» **INSTRUCTIONS FOR THE TASK**
Please print out the lines of the data without any change, starting at the line that contains "140, 384, 154]" and stopping after the line that contains "164, 444, 178]".

— BEGIN DATA FOR THE TASK —

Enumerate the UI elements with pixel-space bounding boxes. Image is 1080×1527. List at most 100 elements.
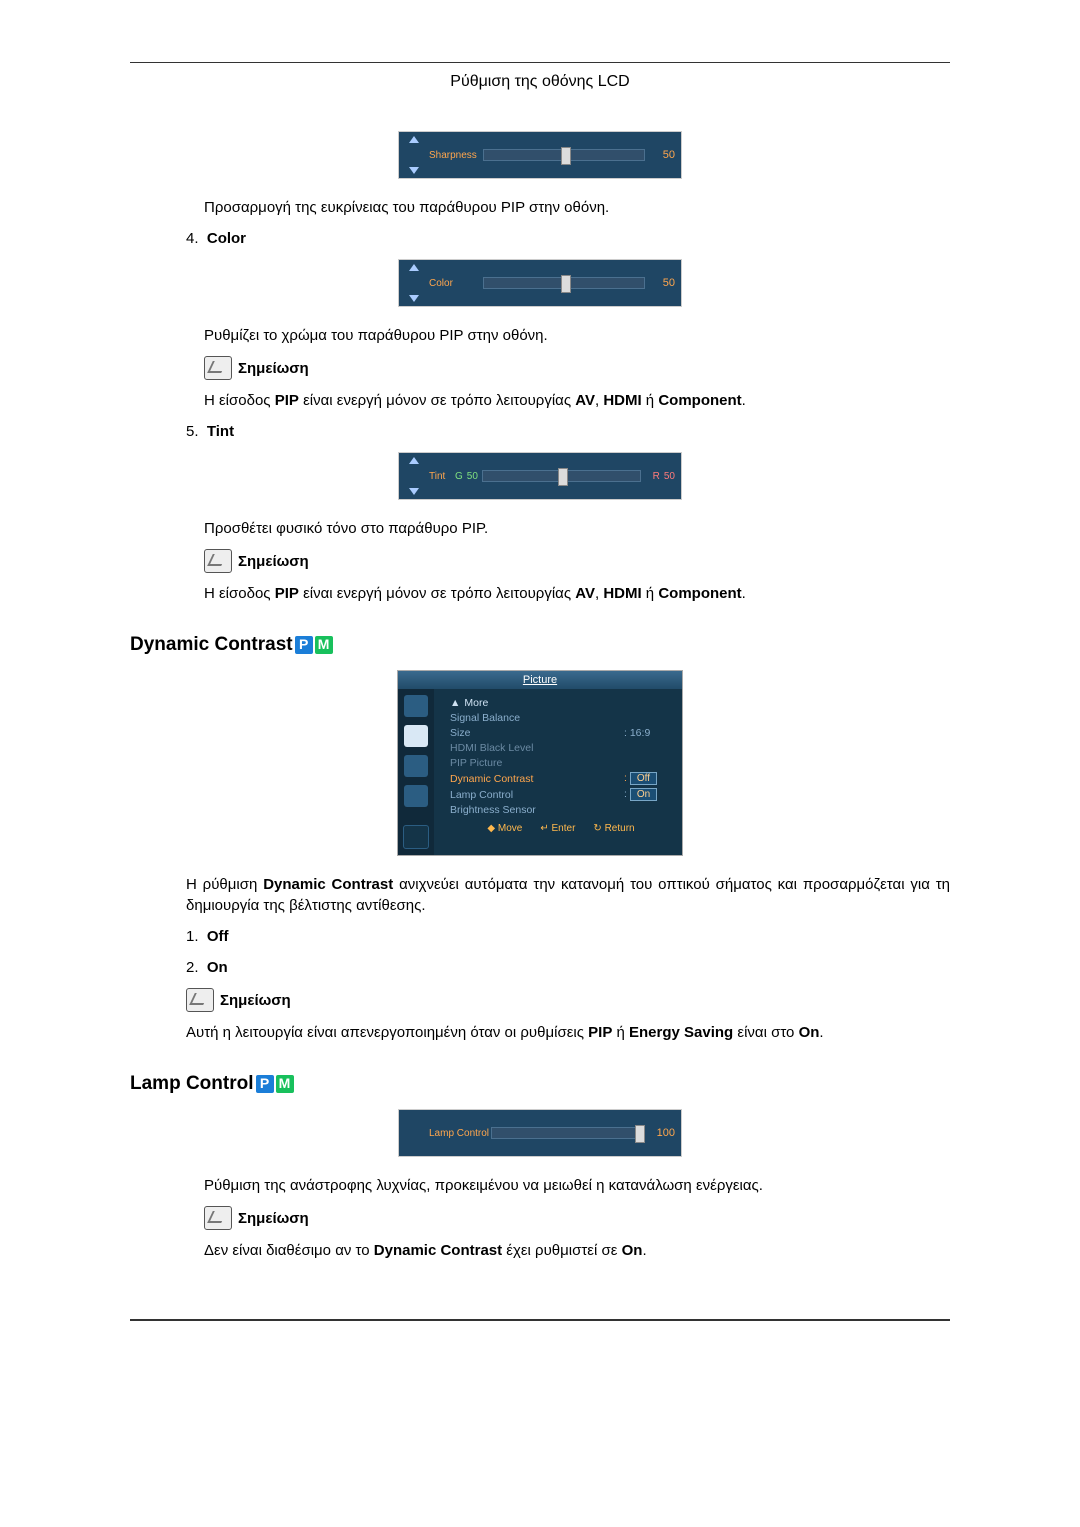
osd-tab-icon[interactable] — [404, 695, 428, 717]
osd-tab-picture-icon[interactable] — [404, 725, 428, 747]
t: ή — [642, 392, 659, 409]
color-thumb[interactable] — [561, 275, 571, 293]
t: AV — [575, 585, 595, 602]
option-off: Off — [207, 928, 229, 945]
slider-arrows — [399, 132, 429, 178]
color-desc: Ρυθμίζει το χρώμα του παράθυρου PIP στην… — [204, 325, 950, 346]
lamp-slider-widget: Lamp Control 100 — [398, 1109, 682, 1157]
t: . — [742, 585, 746, 602]
pm-badges: P M — [295, 636, 333, 654]
footer-return: Return — [605, 823, 635, 834]
osd-row-more[interactable]: ▲ More — [450, 697, 672, 709]
tint-heading-row: 5. Tint — [130, 421, 950, 442]
color-note-text: Η είσοδος PIP είναι ενεργή μόνον σε τρόπ… — [204, 390, 950, 411]
pm-badges: P M — [256, 1075, 294, 1093]
osd-row-label: Brightness Sensor — [450, 804, 672, 816]
page: Ρύθμιση της οθόνης LCD Sharpness 50 Προσ… — [0, 0, 1080, 1527]
t: Η είσοδος — [204, 392, 275, 409]
bottom-rule — [130, 1319, 950, 1321]
dynamic-list2: 2. On — [186, 957, 950, 978]
color-heading-row: 4. Color — [130, 228, 950, 249]
osd-row-label: Dynamic Contrast — [450, 773, 624, 785]
osd-row-label: HDMI Black Level — [450, 742, 672, 754]
lamp-control-title: Lamp Control — [130, 1073, 254, 1095]
sharpness-desc: Προσαρμογή της ευκρίνειας του παράθυρου … — [204, 197, 950, 218]
osd-tab-icon[interactable] — [403, 825, 429, 849]
osd-row-dynamic-contrast[interactable]: Dynamic Contrast : Off — [450, 772, 672, 785]
t: HDMI — [603, 585, 641, 602]
dynamic-osd-menu: Picture ▲ More Signal Balance Size — [397, 670, 683, 856]
top-rule — [130, 62, 950, 63]
osd-row-pip-picture: PIP Picture — [450, 757, 672, 769]
sharpness-slider-widget: Sharpness 50 — [398, 131, 682, 179]
osd-menu-footer: ◆ Move ↵ Enter ↻ Return — [450, 819, 672, 840]
dynamic-desc: Η ρύθμιση Dynamic Contrast ανιχνεύει αυτ… — [186, 874, 950, 916]
dynamic-note-label: Σημείωση — [220, 992, 291, 1009]
t: Component — [658, 392, 741, 409]
t: HDMI — [603, 392, 641, 409]
tint-note-text: Η είσοδος PIP είναι ενεργή μόνον σε τρόπ… — [204, 583, 950, 604]
tint-track[interactable] — [482, 470, 641, 482]
t: Dynamic Contrast — [374, 1242, 502, 1259]
arrow-up-icon — [409, 264, 419, 271]
lamp-track[interactable] — [491, 1127, 645, 1139]
color-slider[interactable]: Color 50 — [398, 259, 682, 307]
osd-row-size[interactable]: Size : 16:9 — [450, 727, 672, 739]
t: Η ρύθμιση — [186, 876, 263, 893]
tint-g-value: 50 — [467, 471, 478, 482]
t: είναι ενεργή μόνον σε τρόπο λειτουργίας — [299, 392, 575, 409]
dynamic-list1: 1. Off — [186, 926, 950, 947]
arrow-down-icon — [409, 167, 419, 174]
sharpness-track[interactable] — [483, 149, 645, 161]
sharpness-thumb[interactable] — [561, 147, 571, 165]
sharpness-block: Προσαρμογή της ευκρίνειας του παράθυρου … — [130, 197, 950, 218]
tint-thumb[interactable] — [558, 468, 568, 486]
return-icon: ↻ — [593, 823, 601, 834]
note-icon — [204, 356, 232, 380]
t: Αυτή η λειτουργία είναι απενεργοποιημένη… — [186, 1024, 588, 1041]
t: έχει ρυθμιστεί σε — [502, 1242, 621, 1259]
tint-block: Προσθέτει φυσικό τόνο στο παράθυρο PIP. … — [130, 518, 950, 604]
color-track[interactable] — [483, 277, 645, 289]
tint-label: Tint — [429, 471, 455, 482]
t: 1. — [186, 928, 199, 945]
osd-tab-icon[interactable] — [404, 785, 428, 807]
t: 2. — [186, 959, 199, 976]
osd-row-signal-balance[interactable]: Signal Balance — [450, 712, 672, 724]
color-heading: Color — [207, 230, 246, 247]
t: : — [624, 727, 627, 739]
tint-slider[interactable]: Tint G 50 R 50 — [398, 452, 682, 500]
badge-m-icon: M — [315, 636, 333, 654]
dynamic-contrast-title: Dynamic Contrast — [130, 634, 293, 656]
triangle-up-icon: ▲ — [450, 697, 460, 709]
lamp-control-title-row: Lamp Control P M — [130, 1073, 950, 1095]
lamp-note-label: Σημείωση — [238, 1210, 309, 1227]
tint-slider-widget: Tint G 50 R 50 — [398, 452, 682, 500]
tint-r-label: R — [653, 471, 660, 482]
lamp-slider[interactable]: Lamp Control 100 — [398, 1109, 682, 1157]
osd-row-value: Off — [630, 772, 657, 785]
lamp-label: Lamp Control — [429, 1128, 491, 1139]
note-icon — [186, 988, 214, 1012]
slider-arrows — [399, 260, 429, 306]
osd-tab-icon[interactable] — [404, 755, 428, 777]
sharpness-label: Sharpness — [429, 150, 483, 161]
badge-m-icon: M — [276, 1075, 294, 1093]
t: Dynamic Contrast — [263, 876, 393, 893]
page-title: Ρύθμιση της οθόνης LCD — [130, 73, 950, 91]
footer-enter: Enter — [552, 823, 576, 834]
osd-row-value: On — [630, 788, 657, 801]
osd-menu-main: ▲ More Signal Balance Size : 16:9 HDMI B… — [434, 689, 682, 855]
lamp-thumb[interactable] — [635, 1125, 645, 1143]
osd-row-brightness-sensor[interactable]: Brightness Sensor — [450, 804, 672, 816]
t: ή — [642, 585, 659, 602]
osd-row-label: Lamp Control — [450, 789, 624, 801]
sharpness-slider[interactable]: Sharpness 50 — [398, 131, 682, 179]
tint-r-value: 50 — [664, 471, 675, 482]
color-block: Ρυθμίζει το χρώμα του παράθυρου PIP στην… — [130, 325, 950, 411]
arrow-up-icon — [409, 457, 419, 464]
osd-row-lamp-control[interactable]: Lamp Control : On — [450, 788, 672, 801]
color-label: Color — [429, 278, 483, 289]
sharpness-value: 50 — [653, 149, 675, 161]
t: Δεν είναι διαθέσιμο αν το — [204, 1242, 374, 1259]
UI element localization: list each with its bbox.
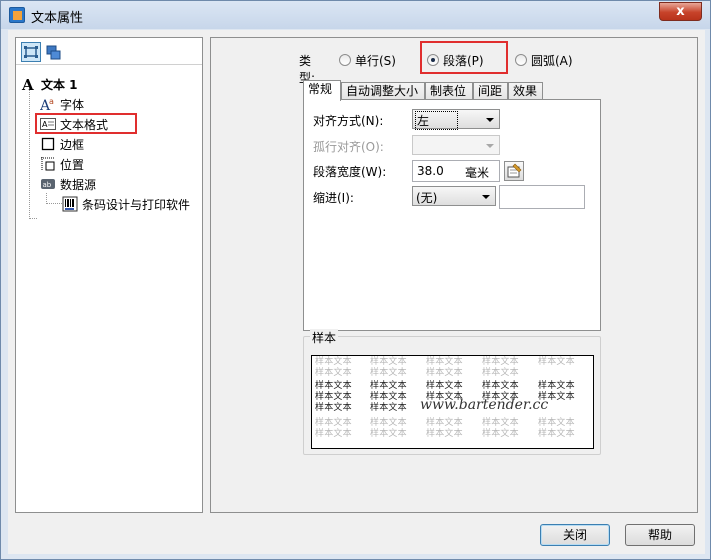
orphan-alignment-label: 孤行对齐(O):	[313, 140, 384, 154]
paragraph-width-unit: 毫米	[465, 166, 490, 180]
alignment-dropdown[interactable]: 左	[412, 109, 500, 130]
alignment-label: 对齐方式(N):	[313, 114, 384, 128]
close-button[interactable]: 关闭	[540, 524, 610, 546]
indent-amount-input[interactable]	[499, 185, 585, 209]
chevron-down-icon	[486, 118, 494, 122]
orphan-alignment-dropdown[interactable]	[412, 135, 500, 155]
radio-label: 圆弧(A)	[531, 54, 573, 68]
ruler-edit-icon	[507, 163, 522, 178]
window-title: 文本属性	[31, 11, 84, 26]
text-properties-dialog: 文本属性 x A 文本 1 A a 字体 A 文本格式 边框 位置 ab 数据源…	[0, 0, 711, 560]
chevron-down-icon	[482, 195, 490, 199]
alignment-value: 左	[414, 111, 459, 130]
close-window-button[interactable]: x	[659, 2, 702, 21]
indent-dropdown[interactable]: (无)	[412, 186, 496, 206]
tree-item-label: 数据源	[60, 178, 97, 192]
tab-auto-size[interactable]: 自动调整大小	[341, 82, 425, 100]
type-highlight	[420, 41, 508, 74]
measure-button[interactable]	[504, 161, 524, 181]
tree-item-label: 条码设计与打印软件	[82, 198, 191, 212]
svg-text:A: A	[21, 76, 34, 92]
app-icon	[9, 7, 25, 23]
position-icon	[40, 156, 56, 172]
text-object-icon: A	[21, 76, 37, 94]
paragraph-width-label: 段落宽度(W):	[313, 165, 387, 179]
tab-spacing[interactable]: 间距	[473, 82, 508, 100]
sample-preview: 样本文本 样本文本 样本文本 样本文本 样本文本 样本文本 样本文本 样本文本 样本文本 样本…	[311, 355, 594, 449]
toolbar-divider	[16, 64, 202, 65]
sample-group: 样本 样本文本 样本文本 样本文本 样本文本 样本文本 样本文本 样本文本 样本文本 样本文本…	[303, 329, 601, 455]
layers-icon	[46, 45, 61, 60]
datasource-icon: ab	[40, 176, 56, 192]
paragraph-width-value: 38.0	[417, 164, 444, 178]
sample-title: 样本	[310, 329, 339, 346]
radio-label: 单行(S)	[355, 54, 396, 68]
tab-general[interactable]: 常规	[303, 80, 341, 101]
barcode-icon	[62, 196, 78, 212]
chevron-down-icon	[486, 144, 494, 148]
tree-item-label: 字体	[60, 98, 85, 112]
tree-connector	[29, 84, 37, 219]
dialog-body: A 文本 1 Aa 字体 A 文本格式 边框 位置 ab 数据源 条码设计与打印…	[8, 30, 705, 554]
tree-item-label: 位置	[60, 158, 85, 172]
general-tab-content: 对齐方式(N): 左 孤行对齐(O): 段落宽度(W): 38.0 毫米 缩进(…	[303, 99, 601, 331]
help-button[interactable]: 帮助	[625, 524, 695, 546]
tab-tab-stops[interactable]: 制表位	[425, 82, 473, 100]
title-bar[interactable]: 文本属性 x	[1, 1, 710, 29]
radio-indicator	[339, 54, 351, 66]
indent-value: (无)	[416, 191, 438, 205]
border-icon	[40, 136, 56, 152]
tree-item-label: 边框	[60, 138, 85, 152]
single-object-view-button[interactable]	[21, 42, 41, 62]
tab-effects[interactable]: 效果	[508, 82, 543, 100]
svg-text:a: a	[49, 97, 54, 106]
svg-text:ab: ab	[43, 181, 52, 189]
font-icon: Aa	[39, 96, 56, 114]
indent-label: 缩进(I):	[313, 191, 354, 205]
watermark-text: www.bartender.cc	[420, 397, 549, 413]
selection-highlight	[35, 113, 137, 134]
multi-object-view-button[interactable]	[43, 42, 63, 62]
object-select-icon	[24, 46, 38, 58]
tree-item-label: 文本 1	[41, 78, 78, 92]
radio-indicator	[515, 54, 527, 66]
paragraph-width-input[interactable]: 38.0 毫米	[412, 160, 500, 182]
property-tree: A 文本 1 Aa 字体 A 文本格式 边框 位置 ab 数据源 条码设计与打印…	[15, 37, 203, 513]
text-format-panel: 类型: 单行(S) 段落(P) 圆弧(A) 常规 自动调整大小 制表位 间距 效…	[210, 37, 698, 513]
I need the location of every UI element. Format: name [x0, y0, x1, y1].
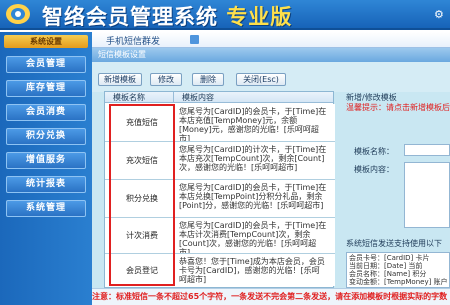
delete-button[interactable]: 删除 [192, 73, 224, 86]
tab-sms-broadcast[interactable]: 手机短信群发 [106, 34, 160, 47]
close-button[interactable]: 关闭(Esc) [236, 73, 286, 86]
column-header-name: 模板名称 [105, 92, 173, 103]
template-name: 积分兑换 [126, 194, 158, 203]
template-name: 充次短信 [126, 156, 158, 165]
template-content: 恭喜您！您于[Time]成为本店会员，会员卡号为[CardID]，感谢您的光临！… [179, 257, 325, 284]
app-edition: 专业版 [226, 5, 293, 29]
variable-item: 会员名称：[Name] 积分 [349, 270, 427, 278]
tab-close-icon[interactable] [190, 35, 199, 44]
variable-item: 当前日期：[Date] 当前 [349, 262, 423, 270]
sidebar-item-reports[interactable]: 统计报表 [6, 176, 86, 193]
template-panel: 短信模板设置 新增模板 修改 删除 关闭(Esc) 模板名称 模板内容 充值短信… [92, 48, 450, 288]
template-content: 您尾号为[CardID]的会员卡，于[Time]在本店兑换[TempPoint]… [179, 183, 327, 210]
template-table: 模板名称 模板内容 充值短信 您尾号为[CardID]的会员卡，于[Time]在… [104, 91, 335, 288]
template-name: 充值短信 [126, 118, 158, 127]
app-title: 智络会员管理系统 专业版 [42, 1, 292, 31]
sidebar-item-member-management[interactable]: 会员管理 [6, 56, 86, 73]
sidebar-item-system-settings[interactable]: 系统设置 [4, 35, 88, 48]
sidebar-item-inventory[interactable]: 库存管理 [6, 80, 86, 97]
sidebar-item-points-exchange[interactable]: 积分兑换 [6, 128, 86, 145]
template-content: 您尾号为[CardID]的会员卡，于[Time]在本店充值[TempMoney]… [179, 107, 327, 141]
variable-item: 变动金额：[TempMoney] 账户 [349, 278, 448, 286]
table-row[interactable]: 会员登记 恭喜您！您于[Time]成为本店会员，会员卡号为[CardID]，感谢… [105, 254, 335, 286]
table-row[interactable]: 充值短信 您尾号为[CardID]的会员卡，于[Time]在本店充值[TempM… [105, 104, 335, 142]
editor-hint: 温馨提示：请点击新增模板后 [346, 103, 450, 112]
toolbar: 新增模板 修改 删除 关闭(Esc) [92, 62, 450, 92]
template-name-label: 模板名称： [354, 147, 394, 156]
table-row[interactable]: 积分兑换 您尾号为[CardID]的会员卡，于[Time]在本店兑换[TempP… [105, 180, 335, 218]
app-header: 智络会员管理系统 专业版 ⚙ [0, 0, 450, 30]
template-editor: 新增/修改模板 温馨提示：请点击新增模板后 模板名称： 模板内容： 系统短信发送… [346, 92, 450, 288]
logo-icon [6, 4, 30, 24]
template-content-label: 模板内容： [354, 165, 394, 174]
column-header-content: 模板内容 [173, 92, 333, 103]
template-content: 您尾号为[CardID]的会员卡，于[Time]在本店计次消费[TempCoun… [179, 221, 327, 253]
variables-list: 会员卡号：[CardID] 卡片 当前日期：[Date] 当前 会员名称：[Na… [346, 252, 450, 288]
app-title-text: 智络会员管理系统 [42, 5, 218, 29]
sidebar-item-system-management[interactable]: 系统管理 [6, 200, 86, 217]
template-name: 计次消费 [126, 231, 158, 240]
sidebar-item-value-added[interactable]: 增值服务 [6, 152, 86, 169]
new-template-button[interactable]: 新增模板 [98, 73, 142, 86]
sidebar: 系统设置 会员管理 库存管理 会员消费 积分兑换 增值服务 统计报表 系统管理 [0, 32, 92, 305]
template-name: 会员登记 [126, 265, 158, 275]
table-row[interactable]: 充次短信 您尾号为[CardID]的计次卡，于[Time]在本店充次[TempC… [105, 142, 335, 180]
table-row[interactable]: 计次消费 您尾号为[CardID]的会员卡，于[Time]在本店计次消费[Tem… [105, 218, 335, 254]
sidebar-item-member-consumption[interactable]: 会员消费 [6, 104, 86, 121]
template-content: 您尾号为[CardID]的计次卡，于[Time]在本店充次[TempCount]… [179, 145, 327, 172]
variable-item: 会员卡号：[CardID] 卡片 [349, 254, 430, 262]
gear-icon[interactable]: ⚙ [434, 8, 446, 21]
template-content-textarea[interactable] [404, 162, 450, 228]
footer-notice: 注意：标准短信一条不超过65个字符，一条发送不完会第二条发送，请在添加模板时根据… [92, 288, 450, 305]
edit-button[interactable]: 修改 [150, 73, 182, 86]
tab-bar: 手机短信群发 [92, 32, 450, 48]
variables-note: 系统短信发送支持使用以下 [346, 239, 442, 248]
panel-title: 短信模板设置 [92, 48, 450, 62]
template-name-input[interactable] [404, 144, 450, 156]
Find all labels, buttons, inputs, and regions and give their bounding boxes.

— END DATA FOR THE TASK —

» **EXERCISE OUTPUT**
orphan-alignment-label: 孤行对齐(O):	[313, 140, 384, 154]
paragraph-width-unit: 毫米	[465, 166, 490, 180]
alignment-dropdown[interactable]: 左	[412, 109, 500, 130]
alignment-label: 对齐方式(N):	[313, 114, 384, 128]
close-button[interactable]: 关闭	[540, 524, 610, 546]
indent-amount-input[interactable]	[499, 185, 585, 209]
chevron-down-icon	[486, 118, 494, 122]
orphan-alignment-dropdown[interactable]	[412, 135, 500, 155]
radio-label: 圆弧(A)	[531, 54, 573, 68]
ruler-edit-icon	[507, 163, 522, 178]
window-title: 文本属性	[31, 11, 84, 26]
text-properties-dialog: 文本属性 x A 文本 1 A a 字体 A 文本格式 边框 位置 ab 数据源…	[0, 0, 711, 560]
chevron-down-icon	[482, 195, 490, 199]
alignment-value: 左	[414, 111, 459, 130]
close-window-button[interactable]: x	[659, 2, 702, 21]
indent-dropdown[interactable]: (无)	[412, 186, 496, 206]
tree-item-label: 数据源	[60, 178, 97, 192]
tab-auto-size[interactable]: 自动调整大小	[341, 82, 425, 100]
type-highlight	[420, 41, 508, 74]
measure-button[interactable]	[504, 161, 524, 181]
tree-item-label: 条码设计与打印软件	[82, 198, 191, 212]
svg-text:A: A	[21, 76, 34, 92]
app-icon	[9, 7, 25, 23]
position-icon	[40, 156, 56, 172]
text-object-icon: A	[21, 76, 37, 94]
paragraph-width-label: 段落宽度(W):	[313, 165, 387, 179]
tab-spacing[interactable]: 间距	[473, 82, 508, 100]
sample-preview: 样本文本 样本文本 样本文本 样本文本 样本文本 样本文本 样本文本 样本文本 样本文本 样本…	[311, 355, 594, 449]
toolbar-divider	[16, 64, 202, 65]
sample-group: 样本 样本文本 样本文本 样本文本 样本文本 样本文本 样本文本 样本文本 样本文本 样本文本…	[303, 329, 601, 455]
layers-icon	[46, 45, 61, 60]
datasource-icon: ab	[40, 176, 56, 192]
paragraph-width-value: 38.0	[417, 164, 444, 178]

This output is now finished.